_WORK TO BE COMPLETED_
Rewrite every row below, replacing "treatment-cell" with "process-cell" wherever it occurs and leaving everything else unchanged. Leave the pictures out of your answer.

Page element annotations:

================

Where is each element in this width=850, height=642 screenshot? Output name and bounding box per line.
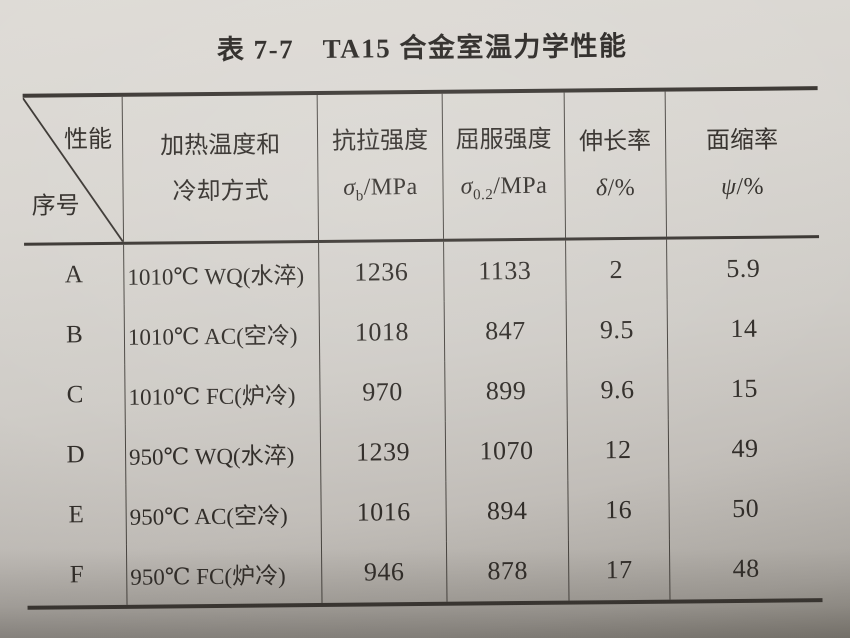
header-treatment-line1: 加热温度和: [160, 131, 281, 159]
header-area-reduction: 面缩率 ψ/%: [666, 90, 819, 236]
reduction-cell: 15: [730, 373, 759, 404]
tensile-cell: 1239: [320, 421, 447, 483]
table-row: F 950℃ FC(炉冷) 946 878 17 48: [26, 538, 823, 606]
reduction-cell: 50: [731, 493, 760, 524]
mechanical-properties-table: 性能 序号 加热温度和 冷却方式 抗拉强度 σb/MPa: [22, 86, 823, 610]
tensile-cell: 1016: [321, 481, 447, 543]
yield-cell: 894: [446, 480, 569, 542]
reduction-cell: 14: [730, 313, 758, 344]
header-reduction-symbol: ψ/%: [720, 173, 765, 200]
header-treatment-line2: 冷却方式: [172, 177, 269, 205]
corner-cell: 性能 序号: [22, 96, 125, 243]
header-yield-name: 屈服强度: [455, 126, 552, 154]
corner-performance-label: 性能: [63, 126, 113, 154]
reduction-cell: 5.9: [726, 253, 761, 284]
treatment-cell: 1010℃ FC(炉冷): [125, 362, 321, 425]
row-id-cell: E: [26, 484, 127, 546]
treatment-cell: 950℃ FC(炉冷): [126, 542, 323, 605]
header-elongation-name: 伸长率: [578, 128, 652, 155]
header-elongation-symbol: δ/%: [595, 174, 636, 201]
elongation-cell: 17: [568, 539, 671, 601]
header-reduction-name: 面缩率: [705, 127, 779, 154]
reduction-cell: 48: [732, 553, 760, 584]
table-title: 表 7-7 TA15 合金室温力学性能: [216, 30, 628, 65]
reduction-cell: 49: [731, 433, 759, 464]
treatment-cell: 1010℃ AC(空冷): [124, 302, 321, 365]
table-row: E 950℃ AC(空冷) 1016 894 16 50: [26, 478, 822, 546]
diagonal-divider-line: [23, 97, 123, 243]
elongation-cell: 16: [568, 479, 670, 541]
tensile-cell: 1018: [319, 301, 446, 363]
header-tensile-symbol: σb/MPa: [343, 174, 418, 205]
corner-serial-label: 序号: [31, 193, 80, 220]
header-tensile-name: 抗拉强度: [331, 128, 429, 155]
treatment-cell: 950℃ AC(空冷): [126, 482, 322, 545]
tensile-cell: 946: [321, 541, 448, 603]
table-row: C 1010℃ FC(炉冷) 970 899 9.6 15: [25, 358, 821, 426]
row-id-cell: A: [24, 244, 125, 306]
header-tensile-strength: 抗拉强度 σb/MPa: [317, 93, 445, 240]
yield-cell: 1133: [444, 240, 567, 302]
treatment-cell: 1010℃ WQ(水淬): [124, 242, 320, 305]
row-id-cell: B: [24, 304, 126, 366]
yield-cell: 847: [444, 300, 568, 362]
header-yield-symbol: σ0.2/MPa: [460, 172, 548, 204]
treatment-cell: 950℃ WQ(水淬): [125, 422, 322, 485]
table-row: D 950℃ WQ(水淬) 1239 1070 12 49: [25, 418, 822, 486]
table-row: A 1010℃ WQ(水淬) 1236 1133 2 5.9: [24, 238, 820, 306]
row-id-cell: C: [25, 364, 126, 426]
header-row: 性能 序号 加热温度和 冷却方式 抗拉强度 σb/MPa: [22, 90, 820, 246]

================

_RESULT_
Where is each element in this width=850, height=642 screenshot? Output name and bounding box per line.
header-treatment-line1: 加热温度和: [160, 131, 281, 159]
header-area-reduction: 面缩率 ψ/%: [666, 90, 819, 236]
reduction-cell: 15: [730, 373, 759, 404]
tensile-cell: 1239: [320, 421, 447, 483]
table-row: F 950℃ FC(炉冷) 946 878 17 48: [26, 538, 823, 606]
reduction-cell: 50: [731, 493, 760, 524]
mechanical-properties-table: 性能 序号 加热温度和 冷却方式 抗拉强度 σb/MPa: [22, 86, 823, 610]
tensile-cell: 1016: [321, 481, 447, 543]
yield-cell: 894: [446, 480, 569, 542]
reduction-cell: 14: [730, 313, 758, 344]
header-reduction-symbol: ψ/%: [720, 173, 765, 200]
header-treatment-line2: 冷却方式: [172, 177, 269, 205]
corner-cell: 性能 序号: [22, 96, 125, 243]
header-yield-name: 屈服强度: [455, 126, 552, 154]
corner-performance-label: 性能: [63, 126, 113, 154]
reduction-cell: 5.9: [726, 253, 761, 284]
process-cell: 1010℃ FC(炉冷): [125, 362, 321, 425]
row-id-cell: E: [26, 484, 127, 546]
process-cell: 950℃ FC(炉冷): [126, 542, 323, 605]
header-elongation-name: 伸长率: [578, 128, 652, 155]
header-elongation-symbol: δ/%: [595, 174, 636, 201]
elongation-cell: 17: [568, 539, 671, 601]
header-reduction-name: 面缩率: [705, 127, 779, 154]
reduction-cell: 48: [732, 553, 760, 584]
table-title: 表 7-7 TA15 合金室温力学性能: [216, 30, 628, 65]
reduction-cell: 49: [731, 433, 759, 464]
process-cell: 1010℃ AC(空冷): [124, 302, 321, 365]
table-row: E 950℃ AC(空冷) 1016 894 16 50: [26, 478, 822, 546]
diagonal-divider-line: [23, 97, 123, 243]
elongation-cell: 16: [568, 479, 670, 541]
tensile-cell: 1018: [319, 301, 446, 363]
header-tensile-symbol: σb/MPa: [343, 174, 418, 205]
corner-serial-label: 序号: [31, 193, 80, 220]
header-tensile-name: 抗拉强度: [331, 128, 429, 155]
process-cell: 950℃ AC(空冷): [126, 482, 322, 545]
tensile-cell: 946: [321, 541, 448, 603]
table-row: C 1010℃ FC(炉冷) 970 899 9.6 15: [25, 358, 821, 426]
row-id-cell: A: [24, 244, 125, 306]
header-tensile-strength: 抗拉强度 σb/MPa: [317, 93, 445, 240]
yield-cell: 1133: [444, 240, 567, 302]
process-cell: 1010℃ WQ(水淬): [124, 242, 320, 305]
row-id-cell: B: [24, 304, 126, 366]
yield-cell: 847: [444, 300, 568, 362]
header-yield-symbol: σ0.2/MPa: [460, 172, 548, 204]
process-cell: 950℃ WQ(水淬): [125, 422, 322, 485]
table-row: D 950℃ WQ(水淬) 1239 1070 12 49: [25, 418, 822, 486]
table-row: A 1010℃ WQ(水淬) 1236 1133 2 5.9: [24, 238, 820, 306]
row-id-cell: C: [25, 364, 126, 426]
header-row: 性能 序号 加热温度和 冷却方式 抗拉强度 σb/MPa: [22, 90, 820, 246]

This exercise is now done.